** BEGIN Exercise inputs **

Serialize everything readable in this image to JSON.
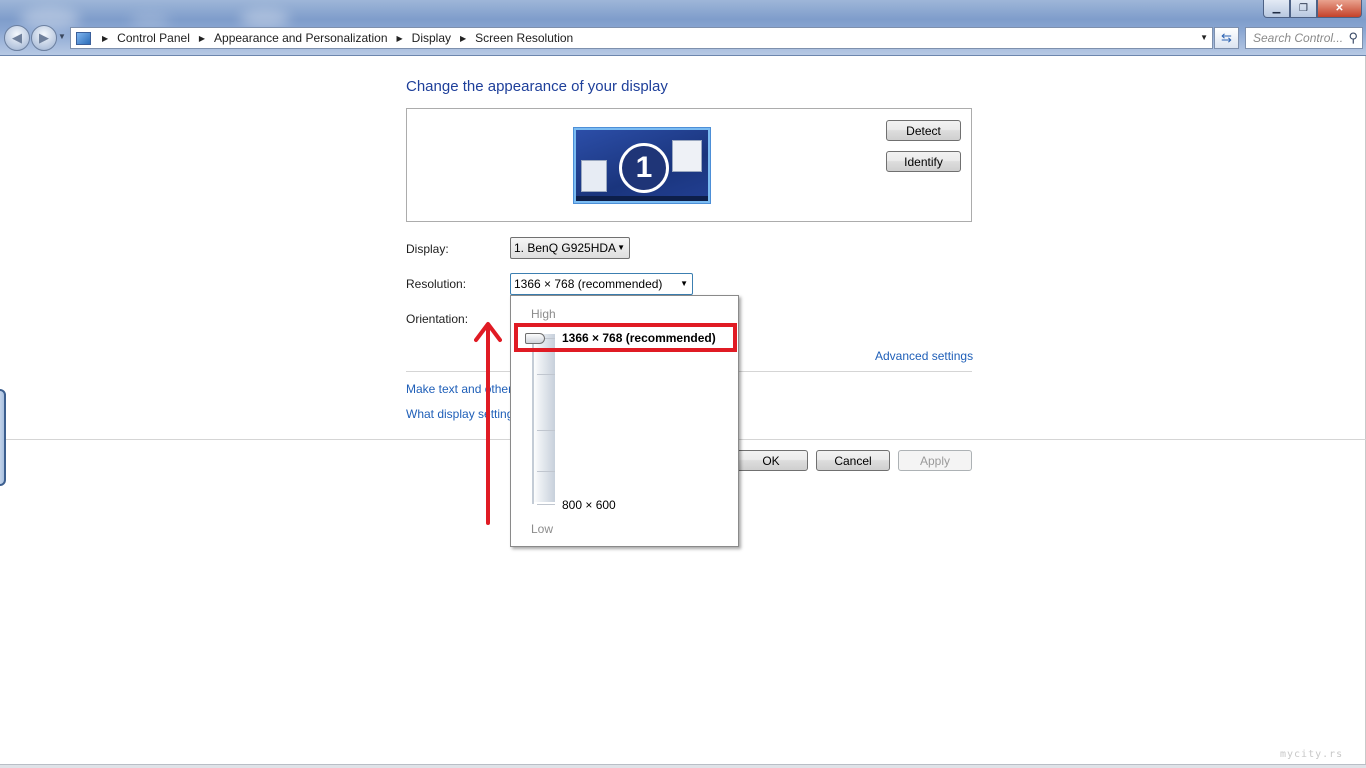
{
  "window": {
    "minimize_icon": "minimize-icon",
    "maximize_icon": "restore-icon",
    "close_icon": "close-icon"
  },
  "navigation": {
    "back_icon": "back-arrow-icon",
    "forward_icon": "forward-arrow-icon"
  },
  "address_bar": {
    "breadcrumbs": [
      "Control Panel",
      "Appearance and Personalization",
      "Display",
      "Screen Resolution"
    ]
  },
  "search": {
    "placeholder": "Search Control..."
  },
  "main": {
    "title": "Change the appearance of your display",
    "monitor_number": "1",
    "detect_label": "Detect",
    "identify_label": "Identify",
    "display_label": "Display:",
    "display_value": "1. BenQ G925HDA",
    "resolution_label": "Resolution:",
    "resolution_value": "1366 × 768 (recommended)",
    "orientation_label": "Orientation:",
    "advanced_settings_link": "Advanced settings",
    "link_text_size": "Make text and other",
    "link_display_settings": "What display setting",
    "ok_label": "OK",
    "cancel_label": "Cancel",
    "apply_label": "Apply"
  },
  "resolution_dropdown": {
    "high_label": "High",
    "low_label": "Low",
    "selected_option": "1366 × 768 (recommended)",
    "lowest_option": "800 × 600",
    "slider_level": 1.0
  },
  "annotation": {
    "highlight_color": "#e01b24",
    "arrow_color": "#e01b24"
  },
  "watermark": "mycity.rs"
}
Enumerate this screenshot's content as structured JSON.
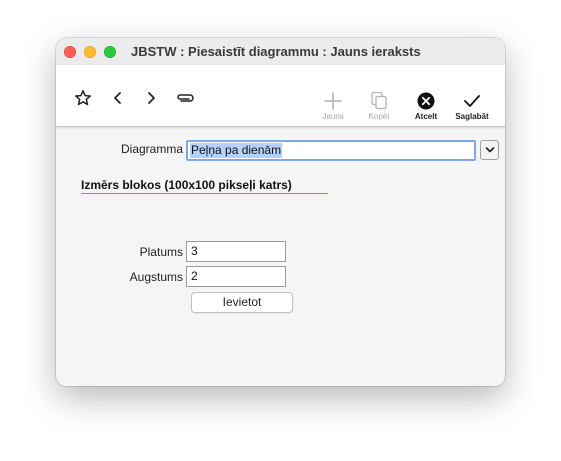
{
  "window": {
    "title": "JBSTW : Piesaistīt diagrammu : Jauns ieraksts"
  },
  "toolbar": {
    "new_label": "Jauns",
    "copy_label": "Kopēt",
    "cancel_label": "Atcelt",
    "save_label": "Saglabāt"
  },
  "form": {
    "diagram_label": "Diagramma",
    "diagram_value": "Peļņa pa dienām",
    "section_title": "Izmērs blokos (100x100 pikseļi katrs)",
    "width_label": "Platums",
    "width_value": "3",
    "height_label": "Augstums",
    "height_value": "2",
    "insert_button": "Ievietot"
  },
  "colors": {
    "section_line": "#5cae45",
    "selection": "#b6d0f7",
    "focus_ring": "#7aa7ee"
  }
}
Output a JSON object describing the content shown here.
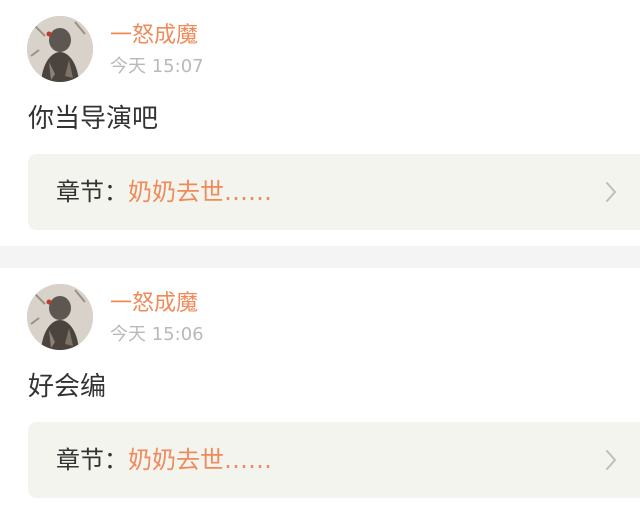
{
  "comments": [
    {
      "username": "一怒成魔",
      "timestamp": "今天 15:07",
      "text": "你当导演吧",
      "chapter_label": "章节：",
      "chapter_title": "奶奶去世……"
    },
    {
      "username": "一怒成魔",
      "timestamp": "今天 15:06",
      "text": "好会编",
      "chapter_label": "章节：",
      "chapter_title": "奶奶去世……"
    }
  ],
  "colors": {
    "username": "#ef8a5a",
    "timestamp": "#b9b9b9",
    "text": "#333333",
    "chapter_bg": "#f4f4ef",
    "separator": "#f4f4f4"
  },
  "icons": {
    "chapter_arrow": "chevron-right-icon"
  }
}
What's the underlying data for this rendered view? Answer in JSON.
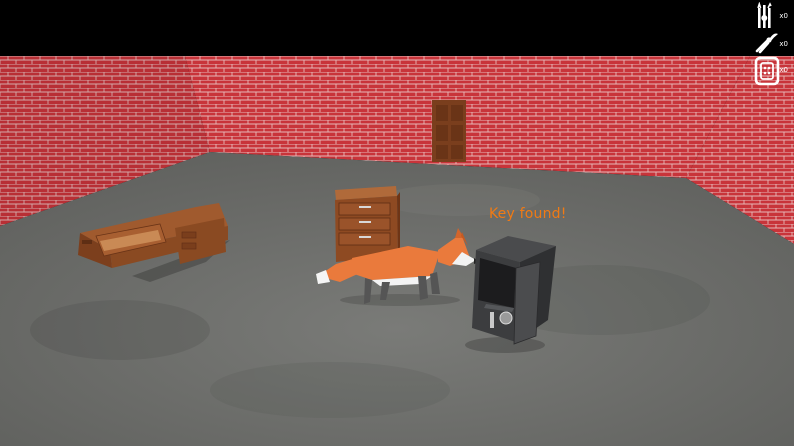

** END Exercise inputs **

> _Short problem_
Return each full line of the entries that contains the word "recommended".

> _Completed task_
    "resolution_value": "1366 × 768 (recommended)",
    "selected_option": "1366 × 768 (recommended)",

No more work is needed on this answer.